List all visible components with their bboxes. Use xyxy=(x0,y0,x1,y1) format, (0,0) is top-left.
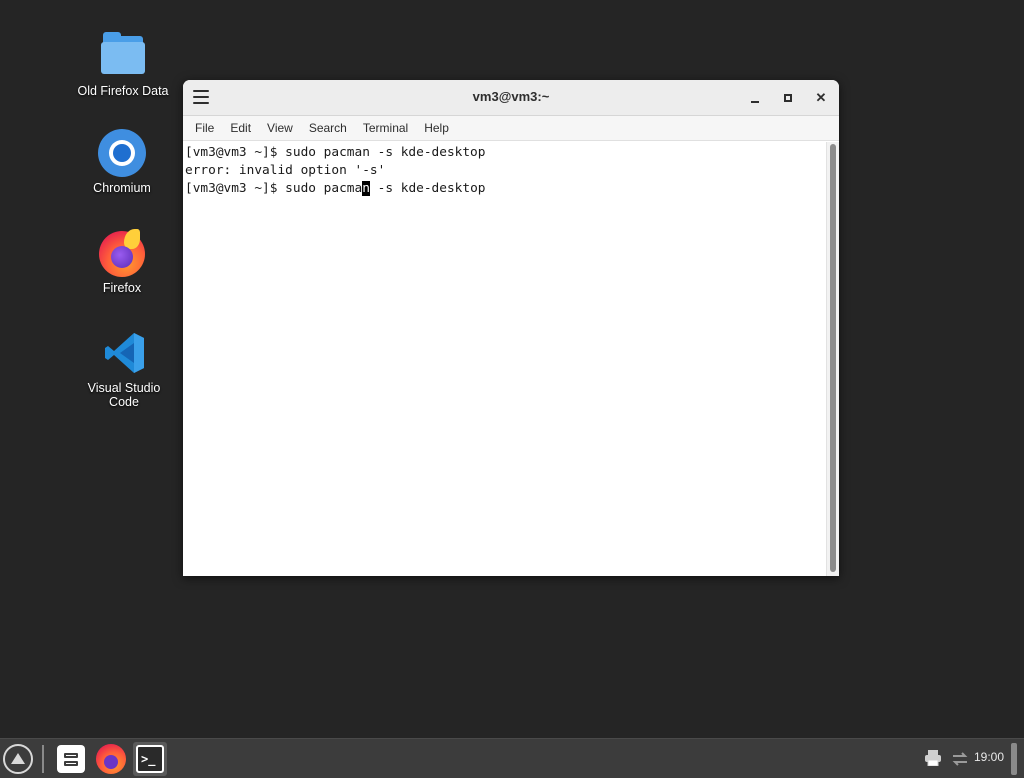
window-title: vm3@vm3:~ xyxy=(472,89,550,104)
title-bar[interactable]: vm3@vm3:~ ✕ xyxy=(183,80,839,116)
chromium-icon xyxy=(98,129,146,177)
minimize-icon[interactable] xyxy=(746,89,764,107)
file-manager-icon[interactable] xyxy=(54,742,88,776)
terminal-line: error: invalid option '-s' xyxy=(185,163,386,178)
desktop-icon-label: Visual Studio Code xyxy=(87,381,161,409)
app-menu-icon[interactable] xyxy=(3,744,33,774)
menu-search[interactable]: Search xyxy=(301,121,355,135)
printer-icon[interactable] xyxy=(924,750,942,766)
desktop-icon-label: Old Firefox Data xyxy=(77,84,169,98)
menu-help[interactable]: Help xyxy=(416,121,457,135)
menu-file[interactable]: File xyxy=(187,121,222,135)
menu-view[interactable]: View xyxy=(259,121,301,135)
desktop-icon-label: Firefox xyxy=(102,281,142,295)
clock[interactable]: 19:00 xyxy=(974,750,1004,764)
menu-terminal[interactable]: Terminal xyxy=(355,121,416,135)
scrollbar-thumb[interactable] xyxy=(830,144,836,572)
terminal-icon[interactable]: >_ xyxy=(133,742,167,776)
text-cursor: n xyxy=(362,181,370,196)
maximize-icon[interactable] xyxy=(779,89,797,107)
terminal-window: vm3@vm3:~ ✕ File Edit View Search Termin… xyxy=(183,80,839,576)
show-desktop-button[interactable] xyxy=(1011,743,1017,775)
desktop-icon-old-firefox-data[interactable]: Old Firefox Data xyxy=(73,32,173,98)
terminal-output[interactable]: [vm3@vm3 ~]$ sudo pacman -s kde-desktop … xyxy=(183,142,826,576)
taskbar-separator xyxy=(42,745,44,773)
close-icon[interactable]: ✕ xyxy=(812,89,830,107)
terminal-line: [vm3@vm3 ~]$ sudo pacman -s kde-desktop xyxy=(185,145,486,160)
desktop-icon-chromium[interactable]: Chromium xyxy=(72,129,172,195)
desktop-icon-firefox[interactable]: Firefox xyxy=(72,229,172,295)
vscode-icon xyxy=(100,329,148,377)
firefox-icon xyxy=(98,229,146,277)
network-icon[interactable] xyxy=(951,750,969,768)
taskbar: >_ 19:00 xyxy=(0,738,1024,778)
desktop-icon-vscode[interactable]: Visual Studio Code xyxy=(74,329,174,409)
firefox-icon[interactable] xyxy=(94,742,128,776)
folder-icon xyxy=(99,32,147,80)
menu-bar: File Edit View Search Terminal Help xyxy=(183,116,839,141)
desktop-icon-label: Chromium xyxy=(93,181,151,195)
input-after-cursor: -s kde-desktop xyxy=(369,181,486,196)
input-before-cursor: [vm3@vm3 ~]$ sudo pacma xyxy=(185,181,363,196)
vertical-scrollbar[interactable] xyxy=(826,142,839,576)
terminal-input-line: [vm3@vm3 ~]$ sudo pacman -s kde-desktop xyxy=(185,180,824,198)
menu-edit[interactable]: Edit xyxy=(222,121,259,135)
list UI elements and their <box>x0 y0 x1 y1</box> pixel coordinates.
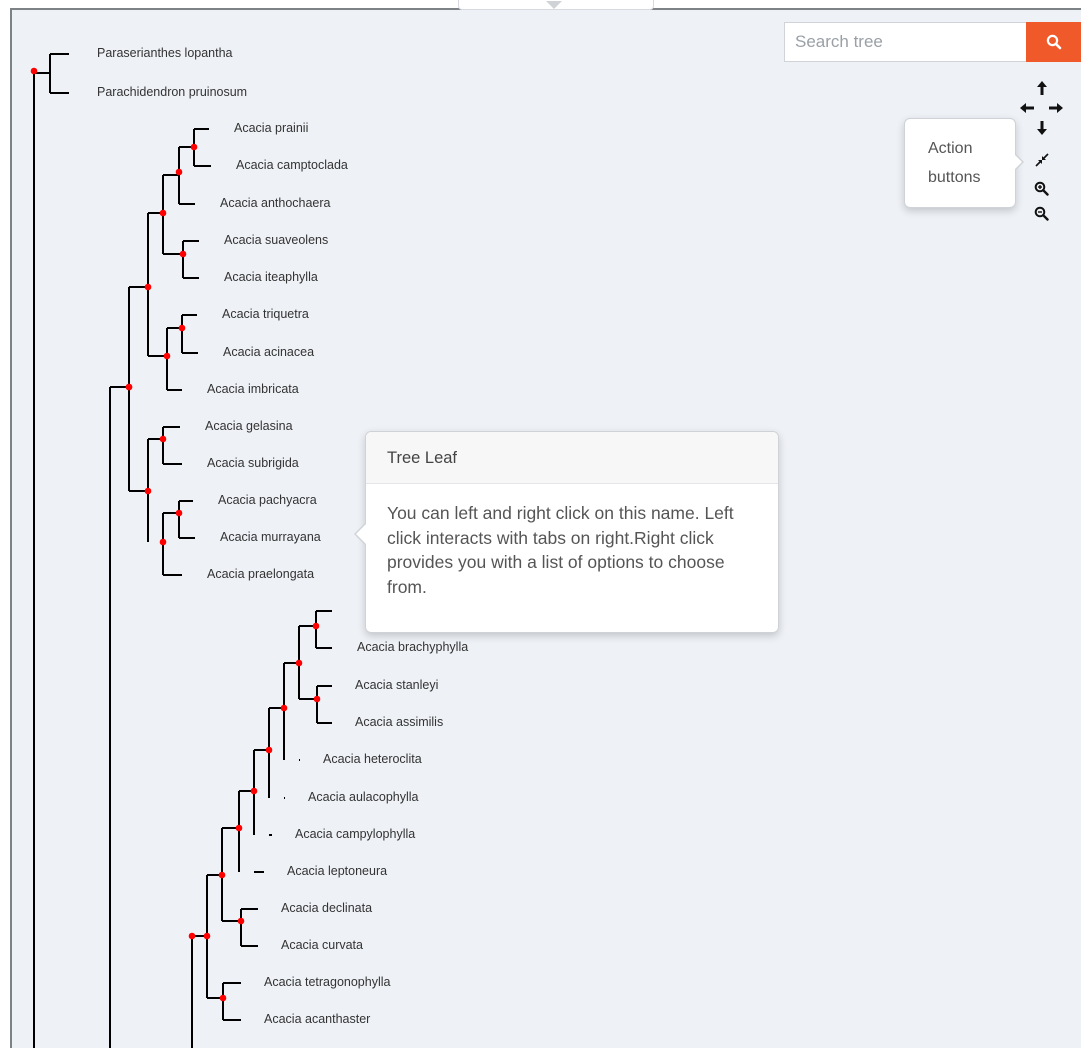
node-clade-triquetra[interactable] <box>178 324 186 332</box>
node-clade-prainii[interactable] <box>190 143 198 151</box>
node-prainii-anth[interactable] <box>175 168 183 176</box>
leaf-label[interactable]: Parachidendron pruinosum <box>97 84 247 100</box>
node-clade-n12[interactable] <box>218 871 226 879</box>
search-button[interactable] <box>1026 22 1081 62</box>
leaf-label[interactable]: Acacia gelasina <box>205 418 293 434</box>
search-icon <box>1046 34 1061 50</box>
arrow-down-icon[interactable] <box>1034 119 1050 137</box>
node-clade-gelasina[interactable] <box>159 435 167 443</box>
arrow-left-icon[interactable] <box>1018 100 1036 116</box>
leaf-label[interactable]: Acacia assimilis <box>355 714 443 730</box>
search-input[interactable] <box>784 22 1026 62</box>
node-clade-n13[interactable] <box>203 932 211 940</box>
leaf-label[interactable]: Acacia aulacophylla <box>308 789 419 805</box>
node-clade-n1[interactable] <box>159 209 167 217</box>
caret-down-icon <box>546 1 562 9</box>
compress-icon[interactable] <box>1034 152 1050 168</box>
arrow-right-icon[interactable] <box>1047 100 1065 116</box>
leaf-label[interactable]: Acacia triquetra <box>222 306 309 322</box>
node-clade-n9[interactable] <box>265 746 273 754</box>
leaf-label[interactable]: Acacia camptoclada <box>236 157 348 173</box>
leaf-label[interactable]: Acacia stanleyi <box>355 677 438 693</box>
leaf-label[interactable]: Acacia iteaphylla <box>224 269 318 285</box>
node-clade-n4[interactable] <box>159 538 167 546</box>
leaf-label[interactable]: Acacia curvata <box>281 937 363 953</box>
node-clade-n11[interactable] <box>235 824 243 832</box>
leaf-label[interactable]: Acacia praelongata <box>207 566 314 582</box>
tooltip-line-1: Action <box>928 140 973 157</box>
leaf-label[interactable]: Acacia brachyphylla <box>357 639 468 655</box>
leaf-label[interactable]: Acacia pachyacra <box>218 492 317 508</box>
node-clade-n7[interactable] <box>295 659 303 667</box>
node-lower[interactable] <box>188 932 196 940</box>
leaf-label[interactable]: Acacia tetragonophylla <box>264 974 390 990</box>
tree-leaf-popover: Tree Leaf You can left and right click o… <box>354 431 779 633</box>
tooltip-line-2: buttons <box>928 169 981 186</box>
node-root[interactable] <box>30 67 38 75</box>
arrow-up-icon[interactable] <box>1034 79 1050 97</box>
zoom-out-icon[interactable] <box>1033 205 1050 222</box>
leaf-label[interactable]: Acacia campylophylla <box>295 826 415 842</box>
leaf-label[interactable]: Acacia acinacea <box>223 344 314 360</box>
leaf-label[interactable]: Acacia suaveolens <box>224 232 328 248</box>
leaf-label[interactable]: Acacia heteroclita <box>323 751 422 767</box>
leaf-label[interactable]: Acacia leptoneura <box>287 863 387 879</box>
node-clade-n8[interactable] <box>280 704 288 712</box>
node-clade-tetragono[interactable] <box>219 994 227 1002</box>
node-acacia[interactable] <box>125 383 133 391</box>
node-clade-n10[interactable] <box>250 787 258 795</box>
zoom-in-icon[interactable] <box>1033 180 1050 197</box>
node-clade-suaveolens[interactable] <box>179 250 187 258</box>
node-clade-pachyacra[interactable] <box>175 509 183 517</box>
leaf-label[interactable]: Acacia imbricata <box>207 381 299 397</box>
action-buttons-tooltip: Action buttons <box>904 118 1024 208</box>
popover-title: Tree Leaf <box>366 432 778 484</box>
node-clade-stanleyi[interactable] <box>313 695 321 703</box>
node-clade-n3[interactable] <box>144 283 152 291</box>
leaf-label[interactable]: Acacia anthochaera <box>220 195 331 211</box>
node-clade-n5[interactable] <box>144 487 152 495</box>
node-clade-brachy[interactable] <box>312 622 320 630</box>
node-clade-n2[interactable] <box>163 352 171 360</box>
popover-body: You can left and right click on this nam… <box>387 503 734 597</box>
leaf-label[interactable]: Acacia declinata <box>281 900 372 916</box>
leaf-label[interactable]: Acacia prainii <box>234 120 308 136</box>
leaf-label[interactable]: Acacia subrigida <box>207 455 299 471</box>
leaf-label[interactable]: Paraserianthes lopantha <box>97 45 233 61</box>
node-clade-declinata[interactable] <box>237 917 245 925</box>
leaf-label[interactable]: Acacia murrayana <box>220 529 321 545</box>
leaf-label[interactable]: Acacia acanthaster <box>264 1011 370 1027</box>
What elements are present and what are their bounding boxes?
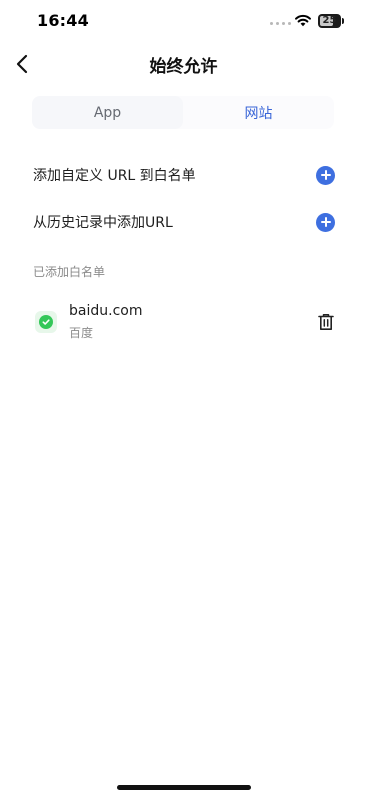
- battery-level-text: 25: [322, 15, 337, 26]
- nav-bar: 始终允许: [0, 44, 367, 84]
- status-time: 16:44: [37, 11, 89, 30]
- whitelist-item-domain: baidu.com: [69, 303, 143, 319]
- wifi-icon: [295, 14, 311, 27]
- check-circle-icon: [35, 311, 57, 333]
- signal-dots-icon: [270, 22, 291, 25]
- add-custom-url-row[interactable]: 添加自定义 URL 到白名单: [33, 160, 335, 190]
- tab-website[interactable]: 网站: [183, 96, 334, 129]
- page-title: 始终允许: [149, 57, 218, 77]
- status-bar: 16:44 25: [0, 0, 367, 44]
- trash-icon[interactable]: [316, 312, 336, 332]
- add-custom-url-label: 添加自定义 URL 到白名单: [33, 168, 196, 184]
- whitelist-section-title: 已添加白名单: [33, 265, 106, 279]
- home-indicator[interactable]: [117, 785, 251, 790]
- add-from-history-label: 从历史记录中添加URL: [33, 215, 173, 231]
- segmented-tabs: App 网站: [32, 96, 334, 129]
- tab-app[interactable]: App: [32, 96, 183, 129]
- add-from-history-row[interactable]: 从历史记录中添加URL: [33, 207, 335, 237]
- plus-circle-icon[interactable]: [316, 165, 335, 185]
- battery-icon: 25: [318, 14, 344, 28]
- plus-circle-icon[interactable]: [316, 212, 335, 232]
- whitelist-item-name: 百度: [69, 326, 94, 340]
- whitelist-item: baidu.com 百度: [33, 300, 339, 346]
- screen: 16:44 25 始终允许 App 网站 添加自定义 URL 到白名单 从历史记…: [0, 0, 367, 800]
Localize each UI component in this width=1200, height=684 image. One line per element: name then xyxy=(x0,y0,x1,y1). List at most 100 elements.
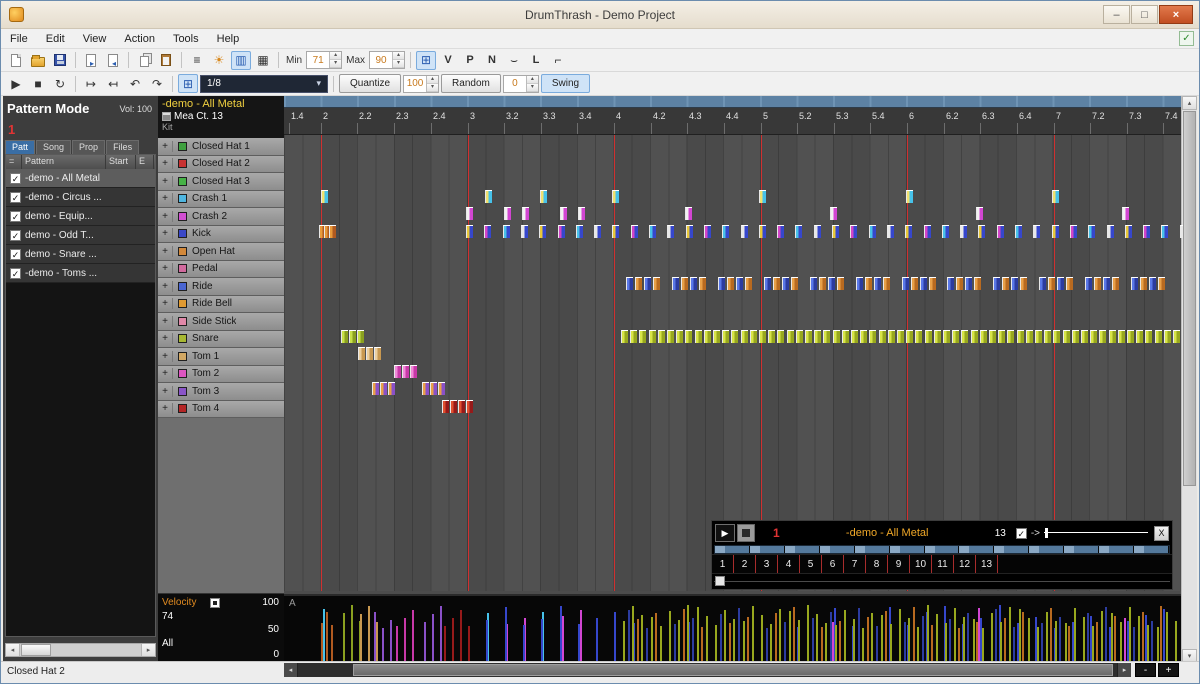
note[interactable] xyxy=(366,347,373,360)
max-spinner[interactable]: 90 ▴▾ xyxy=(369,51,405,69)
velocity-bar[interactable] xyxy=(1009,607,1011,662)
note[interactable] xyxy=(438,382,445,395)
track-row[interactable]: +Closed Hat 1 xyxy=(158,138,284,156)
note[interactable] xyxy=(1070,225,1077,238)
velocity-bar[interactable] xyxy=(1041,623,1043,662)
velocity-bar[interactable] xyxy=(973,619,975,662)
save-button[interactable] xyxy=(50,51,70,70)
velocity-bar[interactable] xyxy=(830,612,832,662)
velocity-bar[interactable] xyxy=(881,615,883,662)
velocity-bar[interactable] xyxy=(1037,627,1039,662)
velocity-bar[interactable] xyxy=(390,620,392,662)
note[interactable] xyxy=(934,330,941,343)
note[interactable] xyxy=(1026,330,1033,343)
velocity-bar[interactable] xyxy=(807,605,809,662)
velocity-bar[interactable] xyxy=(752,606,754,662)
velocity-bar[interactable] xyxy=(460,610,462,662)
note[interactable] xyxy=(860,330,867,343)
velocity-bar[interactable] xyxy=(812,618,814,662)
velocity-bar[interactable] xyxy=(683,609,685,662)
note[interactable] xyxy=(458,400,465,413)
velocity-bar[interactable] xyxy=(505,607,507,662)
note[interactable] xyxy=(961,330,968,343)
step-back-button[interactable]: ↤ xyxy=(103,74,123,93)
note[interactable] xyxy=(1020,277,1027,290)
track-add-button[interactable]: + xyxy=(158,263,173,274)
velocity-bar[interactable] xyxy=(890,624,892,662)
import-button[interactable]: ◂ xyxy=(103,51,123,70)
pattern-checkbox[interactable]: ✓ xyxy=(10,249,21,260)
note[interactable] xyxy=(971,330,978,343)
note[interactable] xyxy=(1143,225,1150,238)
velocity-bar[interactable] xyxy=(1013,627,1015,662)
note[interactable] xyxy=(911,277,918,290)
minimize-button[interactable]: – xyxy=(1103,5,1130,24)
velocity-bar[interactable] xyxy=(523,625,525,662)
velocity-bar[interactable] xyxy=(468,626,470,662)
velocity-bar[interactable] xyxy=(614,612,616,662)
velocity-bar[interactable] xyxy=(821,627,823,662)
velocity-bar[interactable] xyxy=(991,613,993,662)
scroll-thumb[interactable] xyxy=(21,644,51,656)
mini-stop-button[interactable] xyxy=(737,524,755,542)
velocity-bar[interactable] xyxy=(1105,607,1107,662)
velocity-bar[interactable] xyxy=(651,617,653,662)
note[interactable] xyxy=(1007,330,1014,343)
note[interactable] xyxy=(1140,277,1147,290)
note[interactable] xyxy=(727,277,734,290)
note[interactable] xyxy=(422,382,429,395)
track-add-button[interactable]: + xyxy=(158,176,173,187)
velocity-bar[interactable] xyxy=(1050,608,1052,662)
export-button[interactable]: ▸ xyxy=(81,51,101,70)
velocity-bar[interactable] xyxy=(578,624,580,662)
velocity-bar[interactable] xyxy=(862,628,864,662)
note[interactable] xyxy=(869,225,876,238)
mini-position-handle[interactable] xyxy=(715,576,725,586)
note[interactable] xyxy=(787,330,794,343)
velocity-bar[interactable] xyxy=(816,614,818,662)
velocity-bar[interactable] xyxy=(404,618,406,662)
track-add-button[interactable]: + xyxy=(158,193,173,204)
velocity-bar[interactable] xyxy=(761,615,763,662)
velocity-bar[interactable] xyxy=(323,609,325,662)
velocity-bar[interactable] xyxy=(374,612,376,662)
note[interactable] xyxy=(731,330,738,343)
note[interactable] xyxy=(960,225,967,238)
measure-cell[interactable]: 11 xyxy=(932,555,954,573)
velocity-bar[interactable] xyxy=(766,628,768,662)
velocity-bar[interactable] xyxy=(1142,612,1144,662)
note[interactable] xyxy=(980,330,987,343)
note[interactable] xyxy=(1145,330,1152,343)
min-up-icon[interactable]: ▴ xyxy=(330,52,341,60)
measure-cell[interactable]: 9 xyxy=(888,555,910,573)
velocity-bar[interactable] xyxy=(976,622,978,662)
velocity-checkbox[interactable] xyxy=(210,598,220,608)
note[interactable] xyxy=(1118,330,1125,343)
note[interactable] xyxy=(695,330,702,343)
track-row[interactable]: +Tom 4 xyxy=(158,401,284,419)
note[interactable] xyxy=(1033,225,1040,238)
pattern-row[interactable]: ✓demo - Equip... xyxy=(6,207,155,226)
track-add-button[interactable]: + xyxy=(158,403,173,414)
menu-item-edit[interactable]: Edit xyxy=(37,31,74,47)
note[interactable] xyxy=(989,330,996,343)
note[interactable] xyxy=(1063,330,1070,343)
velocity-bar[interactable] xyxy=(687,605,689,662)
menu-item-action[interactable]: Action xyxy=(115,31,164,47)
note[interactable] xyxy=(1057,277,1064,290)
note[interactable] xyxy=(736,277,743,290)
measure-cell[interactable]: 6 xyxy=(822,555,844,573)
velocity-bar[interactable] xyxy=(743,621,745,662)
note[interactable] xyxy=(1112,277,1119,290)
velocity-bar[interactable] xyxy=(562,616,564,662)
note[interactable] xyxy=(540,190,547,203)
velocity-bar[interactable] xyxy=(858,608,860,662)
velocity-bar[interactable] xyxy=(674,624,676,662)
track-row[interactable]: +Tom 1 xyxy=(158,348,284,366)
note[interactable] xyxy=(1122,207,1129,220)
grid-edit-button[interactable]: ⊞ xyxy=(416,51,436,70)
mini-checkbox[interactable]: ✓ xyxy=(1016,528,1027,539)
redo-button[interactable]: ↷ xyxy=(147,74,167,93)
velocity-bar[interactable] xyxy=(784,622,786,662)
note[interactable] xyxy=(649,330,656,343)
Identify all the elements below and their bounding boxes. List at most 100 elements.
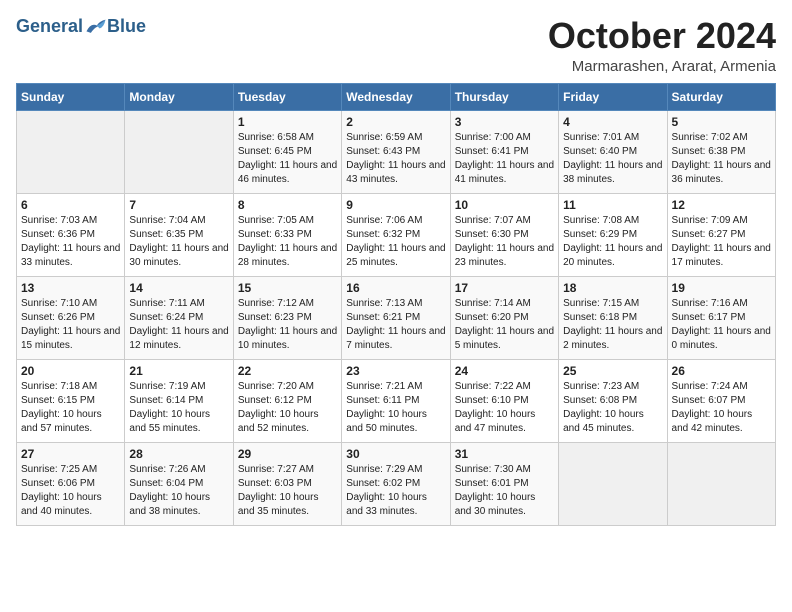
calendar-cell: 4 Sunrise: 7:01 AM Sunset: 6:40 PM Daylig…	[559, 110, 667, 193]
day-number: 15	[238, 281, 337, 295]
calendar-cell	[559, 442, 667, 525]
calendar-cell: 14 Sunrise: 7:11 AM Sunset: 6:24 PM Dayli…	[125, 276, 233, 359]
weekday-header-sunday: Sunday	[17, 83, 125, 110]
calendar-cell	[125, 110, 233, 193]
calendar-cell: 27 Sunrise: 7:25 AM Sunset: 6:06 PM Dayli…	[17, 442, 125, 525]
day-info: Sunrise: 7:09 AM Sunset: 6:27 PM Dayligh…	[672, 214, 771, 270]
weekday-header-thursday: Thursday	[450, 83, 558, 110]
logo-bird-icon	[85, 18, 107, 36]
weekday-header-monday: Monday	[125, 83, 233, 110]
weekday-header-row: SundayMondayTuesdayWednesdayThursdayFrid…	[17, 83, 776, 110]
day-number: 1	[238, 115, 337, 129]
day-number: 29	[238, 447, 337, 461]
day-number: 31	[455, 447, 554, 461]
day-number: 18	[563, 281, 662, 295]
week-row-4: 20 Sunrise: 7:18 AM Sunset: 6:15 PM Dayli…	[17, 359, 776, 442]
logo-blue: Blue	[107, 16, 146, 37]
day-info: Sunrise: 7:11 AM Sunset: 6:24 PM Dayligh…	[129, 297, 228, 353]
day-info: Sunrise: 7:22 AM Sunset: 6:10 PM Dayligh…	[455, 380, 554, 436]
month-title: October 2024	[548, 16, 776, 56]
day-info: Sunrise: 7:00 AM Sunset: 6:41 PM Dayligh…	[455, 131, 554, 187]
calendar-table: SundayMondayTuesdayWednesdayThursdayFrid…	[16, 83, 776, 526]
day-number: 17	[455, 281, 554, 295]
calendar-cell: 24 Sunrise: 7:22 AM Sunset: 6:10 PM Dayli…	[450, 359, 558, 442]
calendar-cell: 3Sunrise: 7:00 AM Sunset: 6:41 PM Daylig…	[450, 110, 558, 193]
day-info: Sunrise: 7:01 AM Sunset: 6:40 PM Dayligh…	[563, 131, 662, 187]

········

REQUIREMENT »
Reproduce verbatim the lines of the records from the line containing "note[interactable] xyxy=(366,347,373,360)" to the line containing "note[interactable] xyxy=(971,330,978,343)", both included.

TASK RESULT »
note[interactable] xyxy=(366,347,373,360)
max-spinner[interactable]: 90 ▴▾ xyxy=(369,51,405,69)
velocity-bar[interactable] xyxy=(1009,607,1011,662)
note[interactable] xyxy=(438,382,445,395)
track-row[interactable]: +Closed Hat 1 xyxy=(158,138,284,156)
note[interactable] xyxy=(1070,225,1077,238)
velocity-bar[interactable] xyxy=(1041,623,1043,662)
velocity-bar[interactable] xyxy=(973,619,975,662)
save-button[interactable] xyxy=(50,51,70,70)
velocity-bar[interactable] xyxy=(830,612,832,662)
velocity-bar[interactable] xyxy=(881,615,883,662)
velocity-bar[interactable] xyxy=(1037,627,1039,662)
velocity-bar[interactable] xyxy=(390,620,392,662)
note[interactable] xyxy=(934,330,941,343)
note[interactable] xyxy=(1026,330,1033,343)
velocity-bar[interactable] xyxy=(807,605,809,662)
velocity-bar[interactable] xyxy=(752,606,754,662)
velocity-bar[interactable] xyxy=(460,610,462,662)
note[interactable] xyxy=(860,330,867,343)
velocity-bar[interactable] xyxy=(812,618,814,662)
velocity-bar[interactable] xyxy=(683,609,685,662)
note[interactable] xyxy=(458,400,465,413)
velocity-bar[interactable] xyxy=(505,607,507,662)
note[interactable] xyxy=(961,330,968,343)
step-back-button[interactable]: ↤ xyxy=(103,74,123,93)
note[interactable] xyxy=(1020,277,1027,290)
track-add-button[interactable]: + xyxy=(158,263,173,274)
velocity-bar[interactable] xyxy=(890,624,892,662)
import-button[interactable]: ◂ xyxy=(103,51,123,70)
pattern-checkbox[interactable]: ✓ xyxy=(10,249,21,260)
note[interactable] xyxy=(971,330,978,343)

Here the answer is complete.